### Set problem
Every line of the data that contains the string "Sell" must be copied.

### Working data
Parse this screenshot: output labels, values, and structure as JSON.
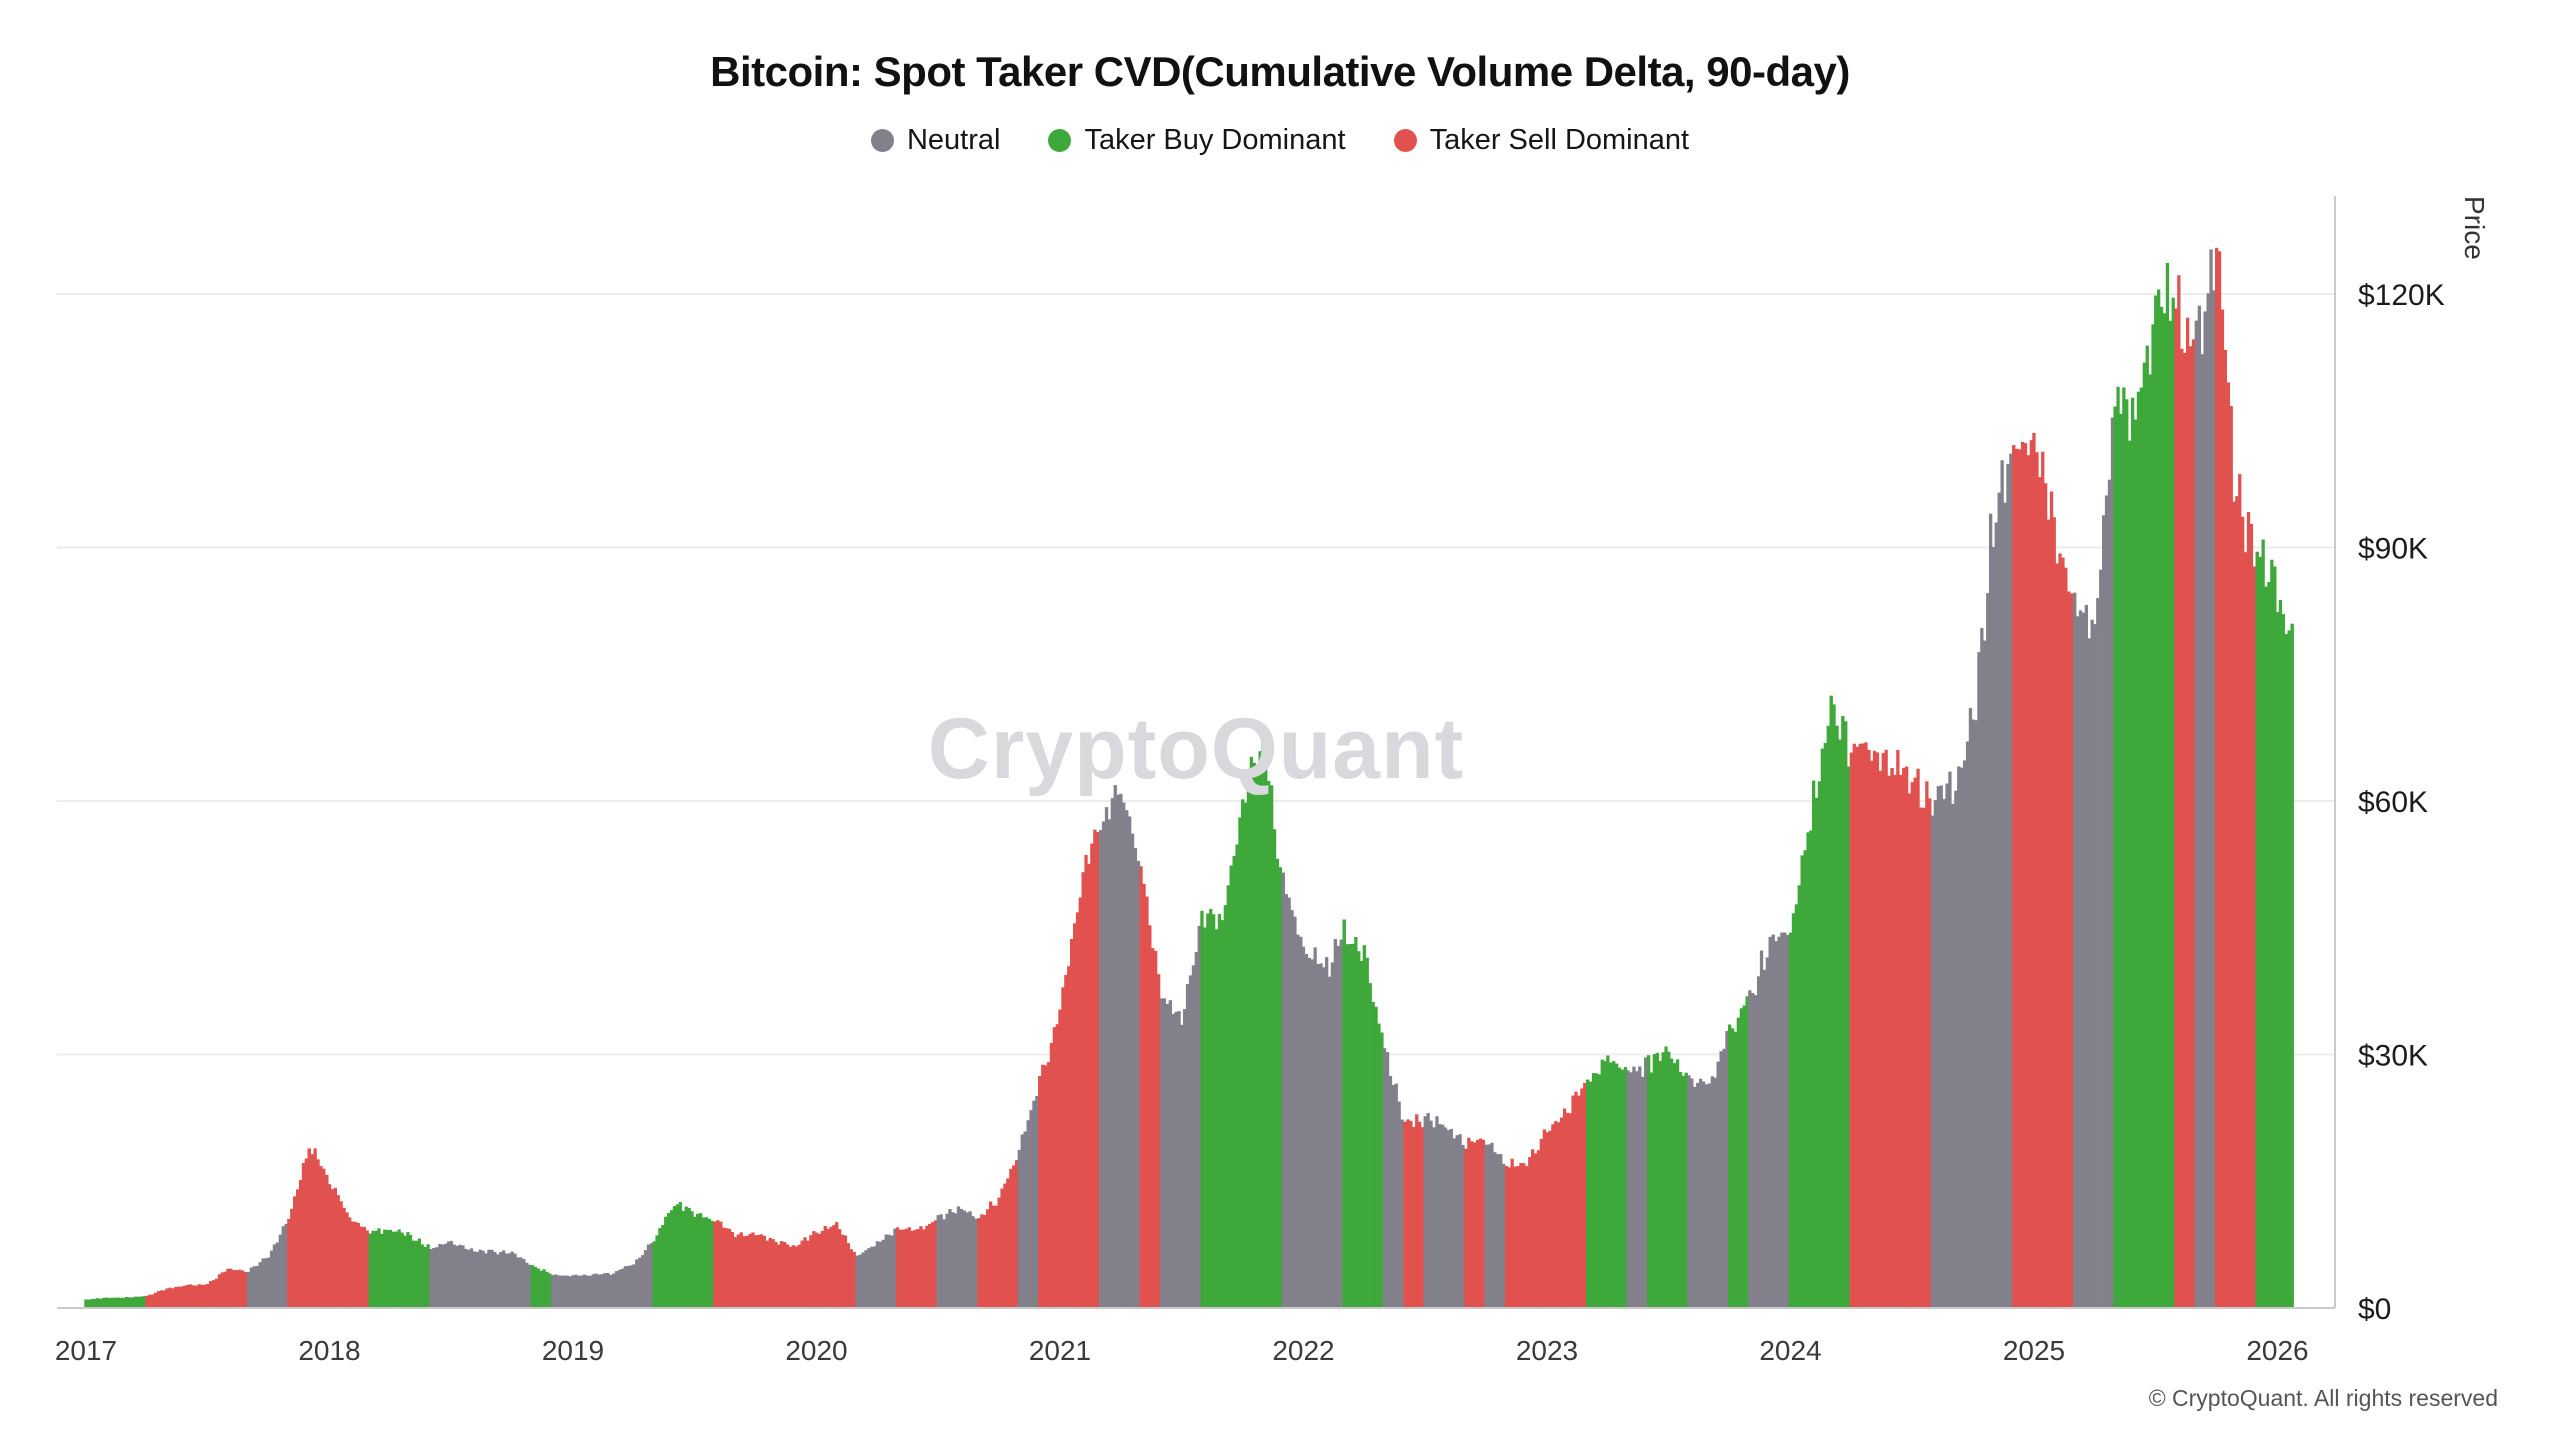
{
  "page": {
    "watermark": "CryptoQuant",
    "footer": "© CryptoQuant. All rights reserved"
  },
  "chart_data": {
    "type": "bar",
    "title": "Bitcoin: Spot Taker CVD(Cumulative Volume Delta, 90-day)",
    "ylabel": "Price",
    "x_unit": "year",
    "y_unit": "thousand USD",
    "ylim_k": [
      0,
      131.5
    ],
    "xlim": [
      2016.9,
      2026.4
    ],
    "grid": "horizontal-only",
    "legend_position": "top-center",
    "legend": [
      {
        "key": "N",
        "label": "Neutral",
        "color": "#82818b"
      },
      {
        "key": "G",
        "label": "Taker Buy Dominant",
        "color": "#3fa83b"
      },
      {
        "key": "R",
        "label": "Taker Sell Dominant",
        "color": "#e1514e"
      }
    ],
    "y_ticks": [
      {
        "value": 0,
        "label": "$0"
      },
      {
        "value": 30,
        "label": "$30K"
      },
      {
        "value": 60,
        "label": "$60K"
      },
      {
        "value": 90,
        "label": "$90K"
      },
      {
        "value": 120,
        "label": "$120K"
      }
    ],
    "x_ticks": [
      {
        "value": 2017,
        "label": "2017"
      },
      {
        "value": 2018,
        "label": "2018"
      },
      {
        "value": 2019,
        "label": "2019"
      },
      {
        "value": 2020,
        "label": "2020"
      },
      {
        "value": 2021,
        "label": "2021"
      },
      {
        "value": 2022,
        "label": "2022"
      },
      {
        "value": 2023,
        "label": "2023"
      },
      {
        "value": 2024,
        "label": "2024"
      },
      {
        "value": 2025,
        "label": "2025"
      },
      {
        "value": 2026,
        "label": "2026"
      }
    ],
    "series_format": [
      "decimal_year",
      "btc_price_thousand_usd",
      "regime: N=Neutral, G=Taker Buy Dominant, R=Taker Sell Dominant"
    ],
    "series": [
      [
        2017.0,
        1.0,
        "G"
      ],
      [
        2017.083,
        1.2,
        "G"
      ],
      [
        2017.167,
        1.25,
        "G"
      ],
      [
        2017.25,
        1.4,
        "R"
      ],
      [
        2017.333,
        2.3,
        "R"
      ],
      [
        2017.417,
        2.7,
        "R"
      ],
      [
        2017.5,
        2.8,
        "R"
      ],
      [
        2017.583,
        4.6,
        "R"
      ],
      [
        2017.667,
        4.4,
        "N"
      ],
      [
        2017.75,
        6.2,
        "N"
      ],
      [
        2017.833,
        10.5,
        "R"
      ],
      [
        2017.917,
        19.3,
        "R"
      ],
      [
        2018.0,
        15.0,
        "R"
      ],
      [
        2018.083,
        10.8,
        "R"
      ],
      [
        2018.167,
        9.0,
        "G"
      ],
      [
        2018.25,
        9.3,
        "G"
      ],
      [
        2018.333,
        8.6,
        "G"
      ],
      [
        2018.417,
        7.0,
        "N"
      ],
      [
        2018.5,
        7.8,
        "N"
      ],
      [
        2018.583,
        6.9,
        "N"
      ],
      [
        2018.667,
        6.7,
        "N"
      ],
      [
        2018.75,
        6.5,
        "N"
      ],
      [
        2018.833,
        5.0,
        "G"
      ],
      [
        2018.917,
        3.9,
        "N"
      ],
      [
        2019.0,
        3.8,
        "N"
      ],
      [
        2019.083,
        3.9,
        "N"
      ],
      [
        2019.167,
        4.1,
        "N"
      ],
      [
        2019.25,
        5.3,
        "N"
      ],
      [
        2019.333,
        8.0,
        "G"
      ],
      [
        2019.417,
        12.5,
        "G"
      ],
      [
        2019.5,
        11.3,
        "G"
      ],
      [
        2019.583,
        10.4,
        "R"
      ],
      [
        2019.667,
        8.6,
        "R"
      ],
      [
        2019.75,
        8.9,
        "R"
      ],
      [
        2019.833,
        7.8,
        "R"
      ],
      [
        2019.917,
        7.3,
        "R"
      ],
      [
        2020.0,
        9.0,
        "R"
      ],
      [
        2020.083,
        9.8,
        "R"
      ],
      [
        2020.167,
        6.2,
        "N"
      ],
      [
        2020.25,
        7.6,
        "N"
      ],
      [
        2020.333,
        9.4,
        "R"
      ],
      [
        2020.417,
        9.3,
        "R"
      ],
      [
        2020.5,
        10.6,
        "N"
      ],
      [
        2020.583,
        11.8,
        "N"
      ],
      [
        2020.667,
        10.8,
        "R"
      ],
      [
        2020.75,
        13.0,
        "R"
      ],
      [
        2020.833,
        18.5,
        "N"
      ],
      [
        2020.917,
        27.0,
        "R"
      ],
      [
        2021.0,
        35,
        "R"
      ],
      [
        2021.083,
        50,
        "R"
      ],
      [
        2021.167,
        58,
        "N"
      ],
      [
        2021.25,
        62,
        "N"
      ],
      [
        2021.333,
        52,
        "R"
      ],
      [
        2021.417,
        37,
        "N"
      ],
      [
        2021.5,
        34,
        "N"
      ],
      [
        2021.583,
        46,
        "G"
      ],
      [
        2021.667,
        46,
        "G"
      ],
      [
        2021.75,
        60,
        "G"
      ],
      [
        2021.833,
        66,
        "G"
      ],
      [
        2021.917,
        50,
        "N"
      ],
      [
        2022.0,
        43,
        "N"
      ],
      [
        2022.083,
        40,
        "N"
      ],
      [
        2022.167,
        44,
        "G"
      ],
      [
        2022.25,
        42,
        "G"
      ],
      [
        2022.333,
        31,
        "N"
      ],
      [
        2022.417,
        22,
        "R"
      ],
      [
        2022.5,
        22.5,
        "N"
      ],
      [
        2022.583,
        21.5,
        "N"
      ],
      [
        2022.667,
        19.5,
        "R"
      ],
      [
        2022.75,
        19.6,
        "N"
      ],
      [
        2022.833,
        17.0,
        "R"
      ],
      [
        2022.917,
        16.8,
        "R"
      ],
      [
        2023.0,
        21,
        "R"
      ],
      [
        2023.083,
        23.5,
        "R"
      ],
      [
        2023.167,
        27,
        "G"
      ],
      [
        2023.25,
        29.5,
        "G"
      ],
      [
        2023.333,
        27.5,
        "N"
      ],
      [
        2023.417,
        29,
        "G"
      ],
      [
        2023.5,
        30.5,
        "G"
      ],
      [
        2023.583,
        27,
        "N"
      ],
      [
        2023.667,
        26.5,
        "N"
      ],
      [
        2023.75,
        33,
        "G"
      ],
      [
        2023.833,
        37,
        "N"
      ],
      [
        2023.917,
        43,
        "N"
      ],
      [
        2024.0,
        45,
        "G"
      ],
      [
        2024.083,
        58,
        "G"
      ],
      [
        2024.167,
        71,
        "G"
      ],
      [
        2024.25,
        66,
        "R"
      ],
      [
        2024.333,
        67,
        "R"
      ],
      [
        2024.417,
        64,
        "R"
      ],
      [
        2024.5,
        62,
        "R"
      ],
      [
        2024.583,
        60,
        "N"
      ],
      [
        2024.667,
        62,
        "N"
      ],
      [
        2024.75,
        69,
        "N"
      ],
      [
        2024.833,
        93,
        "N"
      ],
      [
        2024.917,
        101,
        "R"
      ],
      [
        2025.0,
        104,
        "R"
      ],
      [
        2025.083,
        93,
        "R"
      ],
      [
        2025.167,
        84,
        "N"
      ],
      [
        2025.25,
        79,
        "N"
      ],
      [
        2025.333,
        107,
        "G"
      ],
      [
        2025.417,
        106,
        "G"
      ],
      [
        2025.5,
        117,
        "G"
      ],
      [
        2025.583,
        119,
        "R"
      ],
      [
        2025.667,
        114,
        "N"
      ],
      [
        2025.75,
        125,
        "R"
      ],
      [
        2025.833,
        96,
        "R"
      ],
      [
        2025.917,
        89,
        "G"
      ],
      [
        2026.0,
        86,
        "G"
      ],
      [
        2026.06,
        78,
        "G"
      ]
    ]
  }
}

### Solution for this problem
        "label": "Taker Sell Dominant",
      "regime: N=Neutral, G=Taker Buy Dominant, R=Taker Sell Dominant"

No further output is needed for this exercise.